* WHAT THE TASK REQUIRES
Give a verbatim copy of the lines below, minus the pictures.

== MATERIAL PROVIDED ==

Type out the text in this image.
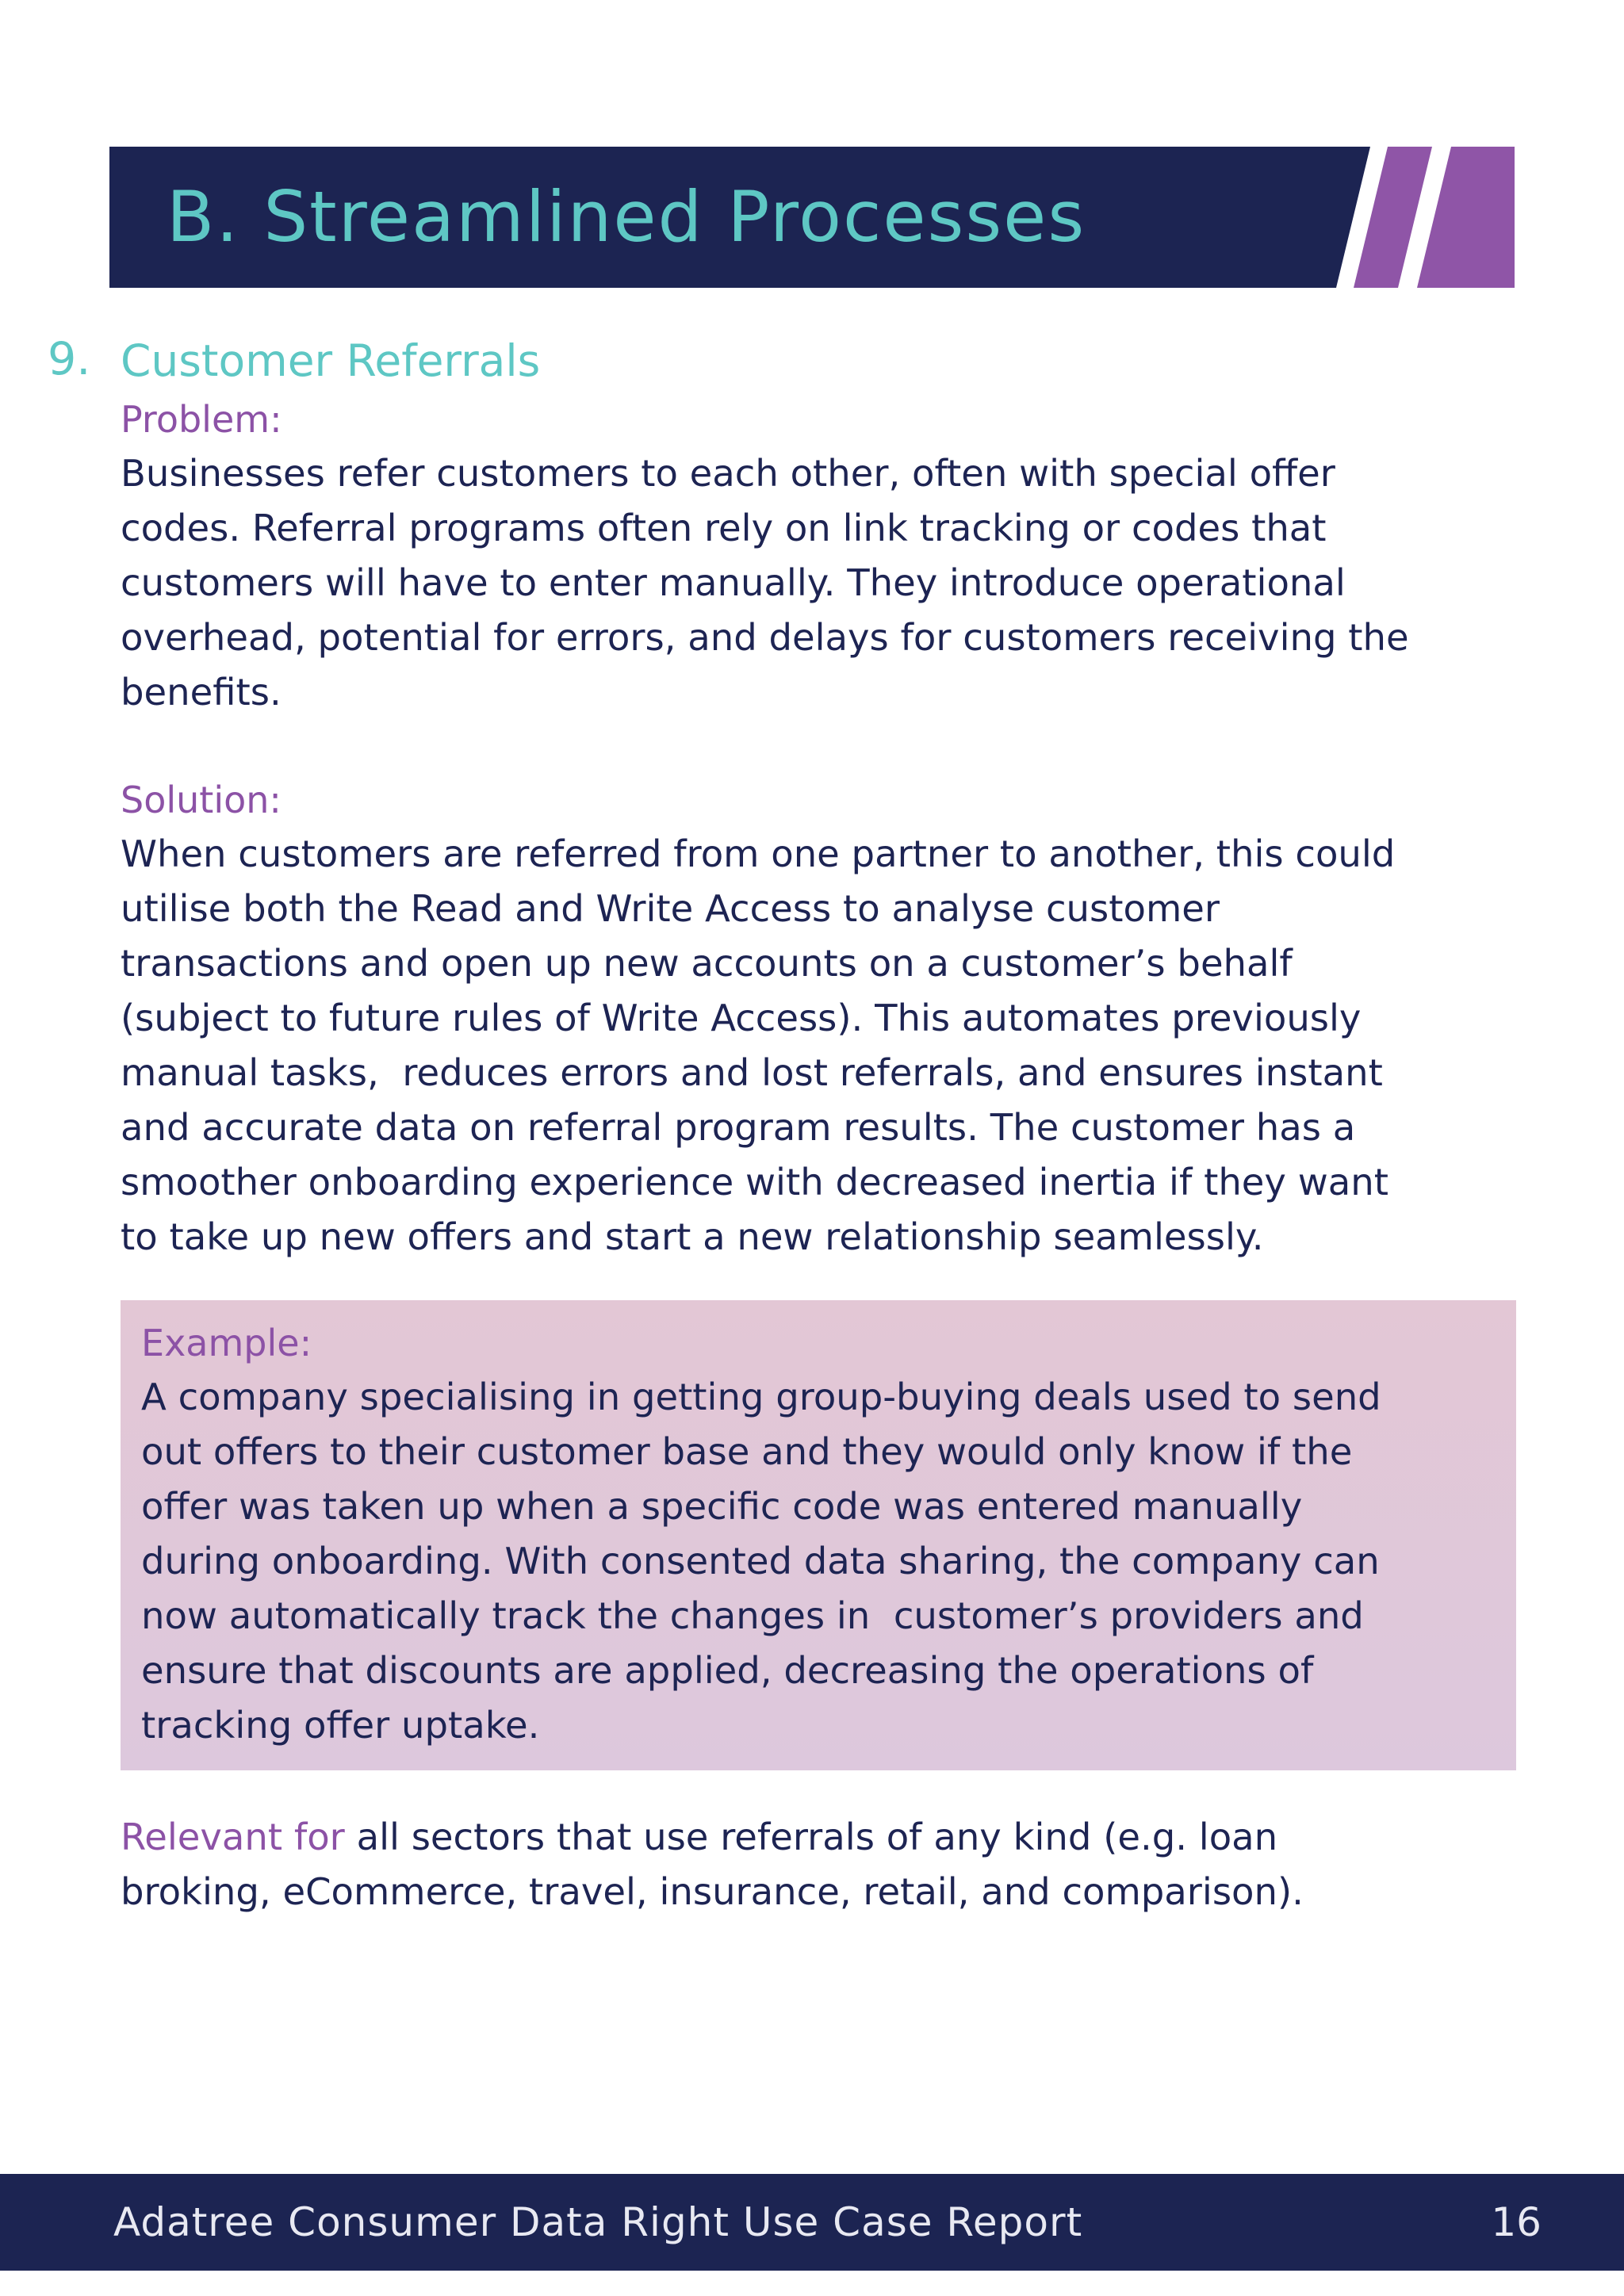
B. Streamlined Processes
9. Customer Referrals
Problem:
Businesses refer customers to each other, often with special offer
codes. Referral programs often rely on link tracking or codes that
customers will have to enter manually. They introduce operational
overhead, potential for errors, and delays for customers receiving the
benefits.
Solution:
When customers are referred from one partner to another, this could
utilise both the Read and Write Access to analyse customer
transactions and open up new accounts on a customer’s behalf
(subject to future rules of Write Access). This automates previously
manual tasks,  reduces errors and lost referrals, and ensures instant
and accurate data on referral program results. The customer has a
smoother onboarding experience with decreased inertia if they want
to take up new offers and start a new relationship seamlessly.
Example:
A company specialising in getting group-buying deals used to send
out offers to their customer base and they would only know if the
offer was taken up when a specific code was entered manually
during onboarding. With consented data sharing, the company can
now automatically track the changes in  customer’s providers and
ensure that discounts are applied, decreasing the operations of
tracking offer uptake.
Relevant for all sectors that use referrals of any kind (e.g. loan
broking, eCommerce, travel, insurance, retail, and comparison).
Adatree Consumer Data Right Use Case Report	16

===

* RESULT BELOW
Type out the text in this image.
B. Streamlined Processes
9. Customer Referrals
Problem:
Businesses refer customers to each other, often with special offer
codes. Referral programs often rely on link tracking or codes that
customers will have to enter manually. They introduce operational
overhead, potential for errors, and delays for customers receiving the
benefits.
Solution:
When customers are referred from one partner to another, this could
utilise both the Read and Write Access to analyse customer
transactions and open up new accounts on a customer’s behalf
(subject to future rules of Write Access). This automates previously
manual tasks,  reduces errors and lost referrals, and ensures instant
and accurate data on referral program results. The customer has a
smoother onboarding experience with decreased inertia if they want
to take up new offers and start a new relationship seamlessly.
Example:
A company specialising in getting group-buying deals used to send
out offers to their customer base and they would only know if the
offer was taken up when a specific code was entered manually
during onboarding. With consented data sharing, the company can
now automatically track the changes in  customer’s providers and
ensure that discounts are applied, decreasing the operations of
tracking offer uptake.
Relevant for all sectors that use referrals of any kind (e.g. loan
broking, eCommerce, travel, insurance, retail, and comparison).
Adatree Consumer Data Right Use Case Report	16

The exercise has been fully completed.